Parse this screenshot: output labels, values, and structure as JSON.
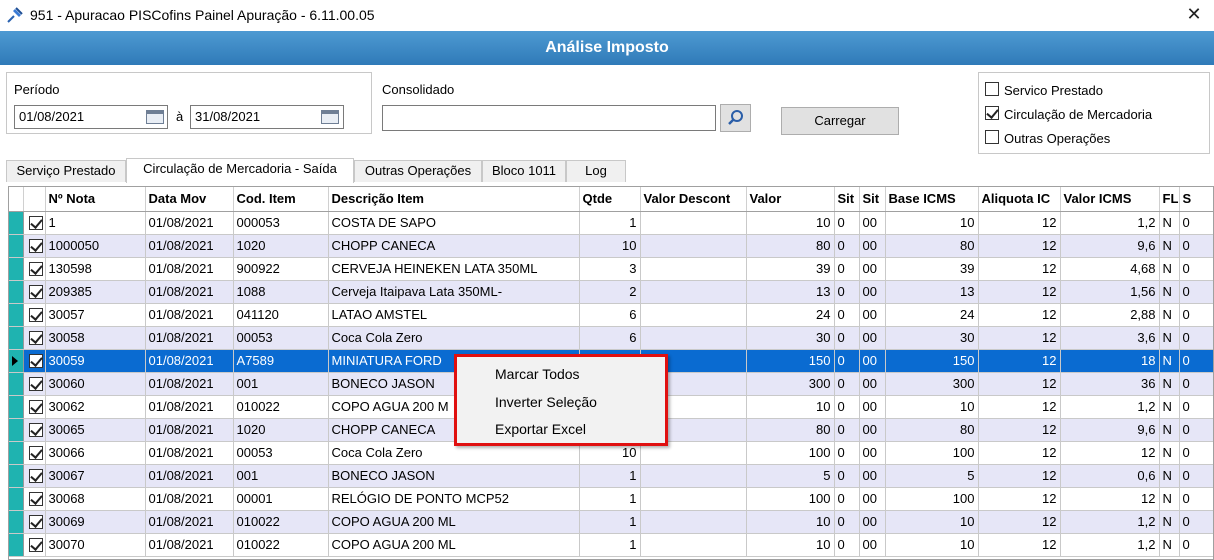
{
  "window": {
    "title": "951 - Apuracao PISCofins Painel Apuração - 6.11.00.05",
    "banner": "Análise Imposto",
    "close_symbol": "✕"
  },
  "filters": {
    "periodo_label": "Período",
    "date_from": "01/08/2021",
    "date_sep": "à",
    "date_to": "31/08/2021",
    "consolidado_label": "Consolidado",
    "consolidado_value": "",
    "load_button": "Carregar",
    "options": [
      {
        "label": "Servico Prestado",
        "checked": false
      },
      {
        "label": "Circulação de Mercadoria",
        "checked": true
      },
      {
        "label": "Outras Operações",
        "checked": false
      }
    ]
  },
  "tabs": [
    {
      "label": "Serviço Prestado",
      "active": false
    },
    {
      "label": "Circulação de Mercadoria - Saída",
      "active": true
    },
    {
      "label": "Outras Operações",
      "active": false
    },
    {
      "label": "Bloco 1011",
      "active": false
    },
    {
      "label": "Log",
      "active": false
    }
  ],
  "grid": {
    "columns": [
      "Nº Nota",
      "Data Mov",
      "Cod. Item",
      "Descrição Item",
      "Qtde",
      "Valor Descont",
      "Valor",
      "Sit",
      "Sit",
      "Base ICMS",
      "Aliquota IC",
      "Valor ICMS",
      "FL",
      "S"
    ],
    "rows": [
      {
        "nota": "1",
        "data": "01/08/2021",
        "cod": "000053",
        "desc": "COSTA DE SAPO",
        "qtde": "1",
        "desconto": "",
        "valor": "10",
        "sit1": "0",
        "sit2": "00",
        "base": "10",
        "aliq": "12",
        "icms": "1,2",
        "fl": "N",
        "s": "0"
      },
      {
        "nota": "1000050",
        "data": "01/08/2021",
        "cod": "1020",
        "desc": "CHOPP CANECA",
        "qtde": "10",
        "desconto": "",
        "valor": "80",
        "sit1": "0",
        "sit2": "00",
        "base": "80",
        "aliq": "12",
        "icms": "9,6",
        "fl": "N",
        "s": "0"
      },
      {
        "nota": "130598",
        "data": "01/08/2021",
        "cod": "900922",
        "desc": "CERVEJA HEINEKEN LATA 350ML",
        "qtde": "3",
        "desconto": "",
        "valor": "39",
        "sit1": "0",
        "sit2": "00",
        "base": "39",
        "aliq": "12",
        "icms": "4,68",
        "fl": "N",
        "s": "0"
      },
      {
        "nota": "209385",
        "data": "01/08/2021",
        "cod": "1088",
        "desc": "Cerveja Itaipava Lata 350ML-",
        "qtde": "2",
        "desconto": "",
        "valor": "13",
        "sit1": "0",
        "sit2": "00",
        "base": "13",
        "aliq": "12",
        "icms": "1,56",
        "fl": "N",
        "s": "0"
      },
      {
        "nota": "30057",
        "data": "01/08/2021",
        "cod": "041120",
        "desc": "LATAO AMSTEL",
        "qtde": "6",
        "desconto": "",
        "valor": "24",
        "sit1": "0",
        "sit2": "00",
        "base": "24",
        "aliq": "12",
        "icms": "2,88",
        "fl": "N",
        "s": "0"
      },
      {
        "nota": "30058",
        "data": "01/08/2021",
        "cod": "00053",
        "desc": "Coca Cola Zero",
        "qtde": "6",
        "desconto": "",
        "valor": "30",
        "sit1": "0",
        "sit2": "00",
        "base": "30",
        "aliq": "12",
        "icms": "3,6",
        "fl": "N",
        "s": "0"
      },
      {
        "nota": "30059",
        "data": "01/08/2021",
        "cod": "A7589",
        "desc": "MINIATURA FORD",
        "qtde": "",
        "desconto": "",
        "valor": "150",
        "sit1": "0",
        "sit2": "00",
        "base": "150",
        "aliq": "12",
        "icms": "18",
        "fl": "N",
        "s": "0",
        "selected": true
      },
      {
        "nota": "30060",
        "data": "01/08/2021",
        "cod": "001",
        "desc": "BONECO JASON",
        "qtde": "",
        "desconto": "",
        "valor": "300",
        "sit1": "0",
        "sit2": "00",
        "base": "300",
        "aliq": "12",
        "icms": "36",
        "fl": "N",
        "s": "0"
      },
      {
        "nota": "30062",
        "data": "01/08/2021",
        "cod": "010022",
        "desc": "COPO AGUA 200 M",
        "qtde": "",
        "desconto": "",
        "valor": "10",
        "sit1": "0",
        "sit2": "00",
        "base": "10",
        "aliq": "12",
        "icms": "1,2",
        "fl": "N",
        "s": "0"
      },
      {
        "nota": "30065",
        "data": "01/08/2021",
        "cod": "1020",
        "desc": "CHOPP CANECA",
        "qtde": "",
        "desconto": "",
        "valor": "80",
        "sit1": "0",
        "sit2": "00",
        "base": "80",
        "aliq": "12",
        "icms": "9,6",
        "fl": "N",
        "s": "0"
      },
      {
        "nota": "30066",
        "data": "01/08/2021",
        "cod": "00053",
        "desc": "Coca Cola Zero",
        "qtde": "10",
        "desconto": "",
        "valor": "100",
        "sit1": "0",
        "sit2": "00",
        "base": "100",
        "aliq": "12",
        "icms": "12",
        "fl": "N",
        "s": "0"
      },
      {
        "nota": "30067",
        "data": "01/08/2021",
        "cod": "001",
        "desc": "BONECO JASON",
        "qtde": "1",
        "desconto": "",
        "valor": "5",
        "sit1": "0",
        "sit2": "00",
        "base": "5",
        "aliq": "12",
        "icms": "0,6",
        "fl": "N",
        "s": "0"
      },
      {
        "nota": "30068",
        "data": "01/08/2021",
        "cod": "00001",
        "desc": "RELÓGIO DE PONTO MCP52",
        "qtde": "1",
        "desconto": "",
        "valor": "100",
        "sit1": "0",
        "sit2": "00",
        "base": "100",
        "aliq": "12",
        "icms": "12",
        "fl": "N",
        "s": "0"
      },
      {
        "nota": "30069",
        "data": "01/08/2021",
        "cod": "010022",
        "desc": "COPO AGUA 200 ML",
        "qtde": "1",
        "desconto": "",
        "valor": "10",
        "sit1": "0",
        "sit2": "00",
        "base": "10",
        "aliq": "12",
        "icms": "1,2",
        "fl": "N",
        "s": "0"
      },
      {
        "nota": "30070",
        "data": "01/08/2021",
        "cod": "010022",
        "desc": "COPO AGUA 200 ML",
        "qtde": "1",
        "desconto": "",
        "valor": "10",
        "sit1": "0",
        "sit2": "00",
        "base": "10",
        "aliq": "12",
        "icms": "1,2",
        "fl": "N",
        "s": "0"
      }
    ]
  },
  "context_menu": {
    "items": [
      "Marcar Todos",
      "Inverter Seleção",
      "Exportar Excel"
    ]
  },
  "colors": {
    "banner": "#2f7ab8",
    "row_alt": "#e6e6f7",
    "row_selected": "#0a6bd1",
    "marker": "#1fb3b0",
    "menu_highlight_border": "#e01010"
  },
  "icons": {
    "app": "pin-icon",
    "calendar": "calendar-icon",
    "search": "search-icon",
    "close": "close-icon"
  }
}
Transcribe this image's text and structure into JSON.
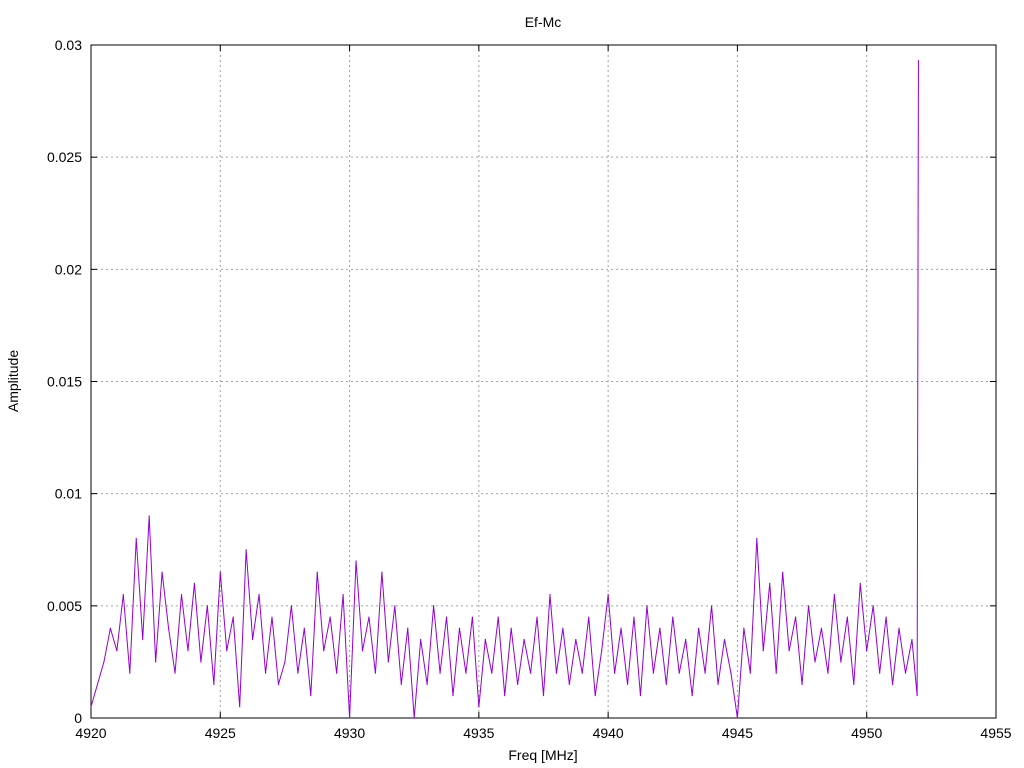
{
  "chart_data": {
    "type": "line",
    "title": "Ef-Mc",
    "xlabel": "Freq [MHz]",
    "ylabel": "Amplitude",
    "xlim": [
      4920,
      4955
    ],
    "ylim": [
      0,
      0.03
    ],
    "xticks": [
      4920,
      4925,
      4930,
      4935,
      4940,
      4945,
      4950,
      4955
    ],
    "xtick_labels": [
      "4920",
      "4925",
      "4930",
      "4935",
      "4940",
      "4945",
      "4950",
      "4955"
    ],
    "yticks": [
      0,
      0.005,
      0.01,
      0.015,
      0.02,
      0.025,
      0.03
    ],
    "ytick_labels": [
      "0",
      "0.005",
      "0.01",
      "0.015",
      "0.02",
      "0.025",
      "0.03"
    ],
    "grid": true,
    "series_color": "#9400d3",
    "series": [
      {
        "x": [
          4920.0,
          4920.25,
          4920.5,
          4920.75,
          4921.0,
          4921.25,
          4921.5,
          4921.75,
          4922.0,
          4922.25,
          4922.5,
          4922.75,
          4923.0,
          4923.25,
          4923.5,
          4923.75,
          4924.0,
          4924.25,
          4924.5,
          4924.75,
          4925.0,
          4925.25,
          4925.5,
          4925.75,
          4926.0,
          4926.25,
          4926.5,
          4926.75,
          4927.0,
          4927.25,
          4927.5,
          4927.75,
          4928.0,
          4928.25,
          4928.5,
          4928.75,
          4929.0,
          4929.25,
          4929.5,
          4929.75,
          4930.0,
          4930.25,
          4930.5,
          4930.75,
          4931.0,
          4931.25,
          4931.5,
          4931.75,
          4932.0,
          4932.25,
          4932.5,
          4932.75,
          4933.0,
          4933.25,
          4933.5,
          4933.75,
          4934.0,
          4934.25,
          4934.5,
          4934.75,
          4935.0,
          4935.25,
          4935.5,
          4935.75,
          4936.0,
          4936.25,
          4936.5,
          4936.75,
          4937.0,
          4937.25,
          4937.5,
          4937.75,
          4938.0,
          4938.25,
          4938.5,
          4938.75,
          4939.0,
          4939.25,
          4939.5,
          4939.75,
          4940.0,
          4940.25,
          4940.5,
          4940.75,
          4941.0,
          4941.25,
          4941.5,
          4941.75,
          4942.0,
          4942.25,
          4942.5,
          4942.75,
          4943.0,
          4943.25,
          4943.5,
          4943.75,
          4944.0,
          4944.25,
          4944.5,
          4944.75,
          4945.0,
          4945.25,
          4945.5,
          4945.75,
          4946.0,
          4946.25,
          4946.5,
          4946.75,
          4947.0,
          4947.25,
          4947.5,
          4947.75,
          4948.0,
          4948.25,
          4948.5,
          4948.75,
          4949.0,
          4949.25,
          4949.5,
          4949.75,
          4950.0,
          4950.25,
          4950.5,
          4950.75,
          4951.0,
          4951.25,
          4951.5,
          4951.75,
          4951.95,
          4952.0
        ],
        "y": [
          0.0005,
          0.0015,
          0.0025,
          0.004,
          0.003,
          0.0055,
          0.002,
          0.008,
          0.0035,
          0.009,
          0.0025,
          0.0065,
          0.004,
          0.002,
          0.0055,
          0.003,
          0.006,
          0.0025,
          0.005,
          0.0015,
          0.0065,
          0.003,
          0.0045,
          0.0005,
          0.0075,
          0.0035,
          0.0055,
          0.002,
          0.0045,
          0.0015,
          0.0025,
          0.005,
          0.002,
          0.004,
          0.001,
          0.0065,
          0.003,
          0.0045,
          0.002,
          0.0055,
          0.0,
          0.007,
          0.003,
          0.0045,
          0.002,
          0.0065,
          0.0025,
          0.005,
          0.0015,
          0.004,
          0.0,
          0.0035,
          0.0015,
          0.005,
          0.002,
          0.0045,
          0.001,
          0.004,
          0.002,
          0.0045,
          0.0005,
          0.0035,
          0.002,
          0.0045,
          0.001,
          0.004,
          0.0015,
          0.0035,
          0.002,
          0.0045,
          0.001,
          0.0055,
          0.002,
          0.004,
          0.0015,
          0.0035,
          0.002,
          0.0045,
          0.001,
          0.003,
          0.0055,
          0.002,
          0.004,
          0.0015,
          0.0045,
          0.001,
          0.005,
          0.002,
          0.004,
          0.0015,
          0.0045,
          0.002,
          0.0035,
          0.001,
          0.004,
          0.002,
          0.005,
          0.0015,
          0.0035,
          0.002,
          0.0,
          0.004,
          0.002,
          0.008,
          0.003,
          0.006,
          0.002,
          0.0065,
          0.003,
          0.0045,
          0.0015,
          0.005,
          0.0025,
          0.004,
          0.002,
          0.0055,
          0.0025,
          0.0045,
          0.0015,
          0.006,
          0.003,
          0.005,
          0.002,
          0.0045,
          0.0015,
          0.004,
          0.002,
          0.0035,
          0.001,
          0.0293
        ]
      }
    ]
  }
}
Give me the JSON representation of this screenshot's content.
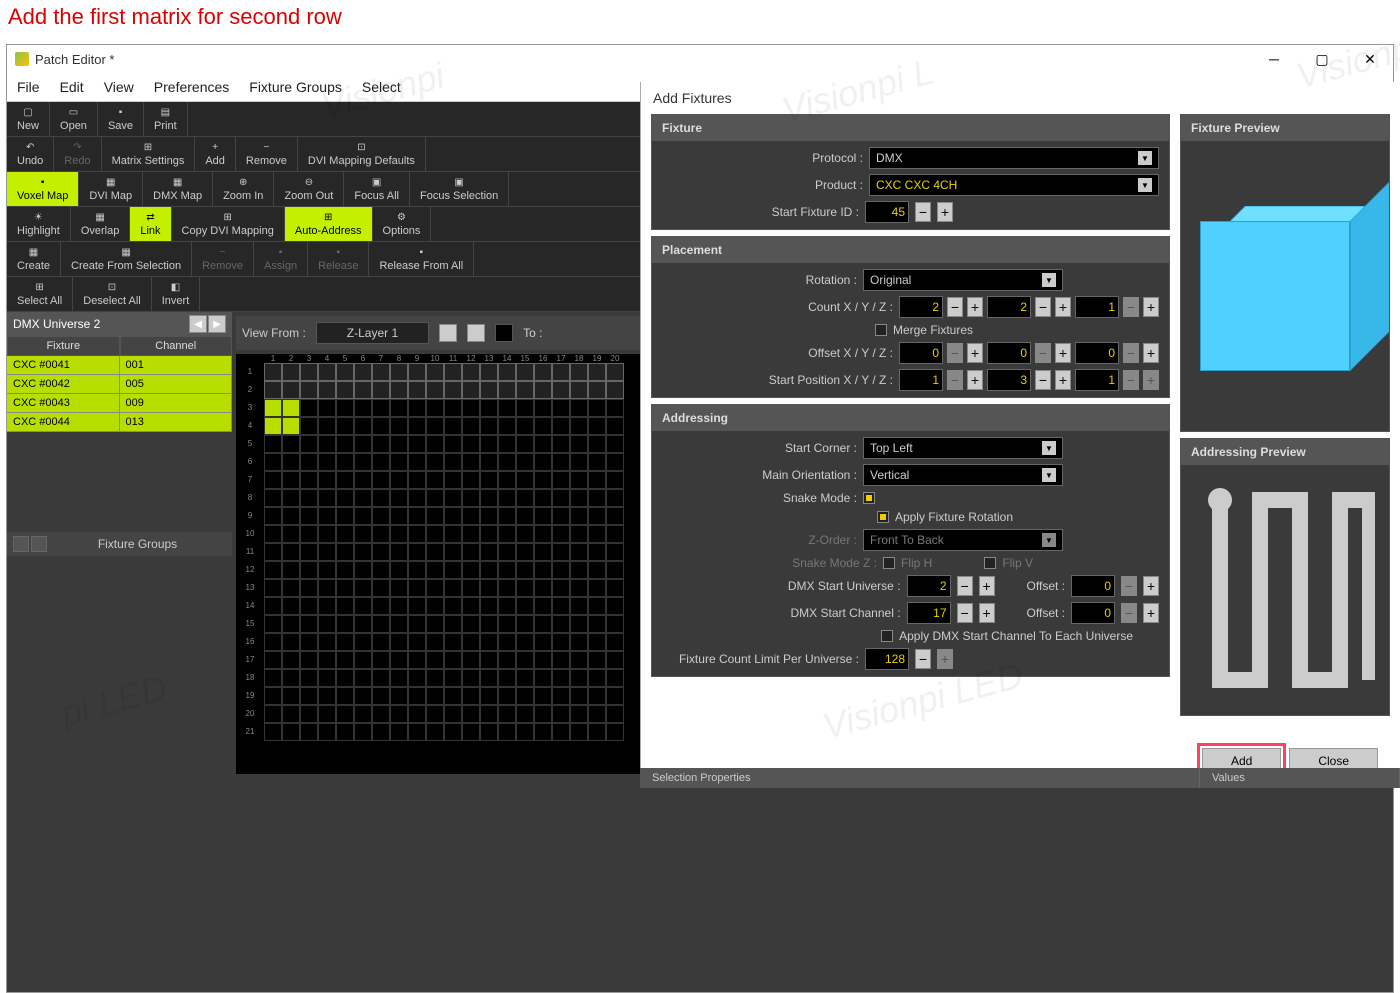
——————
EXERCISE DETAILS
Gather all lines of the records that include the word "JSON".

WRITTEN ANSWER
Parse this screenshot: output labels, values, and structure as JSON.
Transcribe this image's text and structure into JSON.
Give me the JSON representation of this screenshot's content.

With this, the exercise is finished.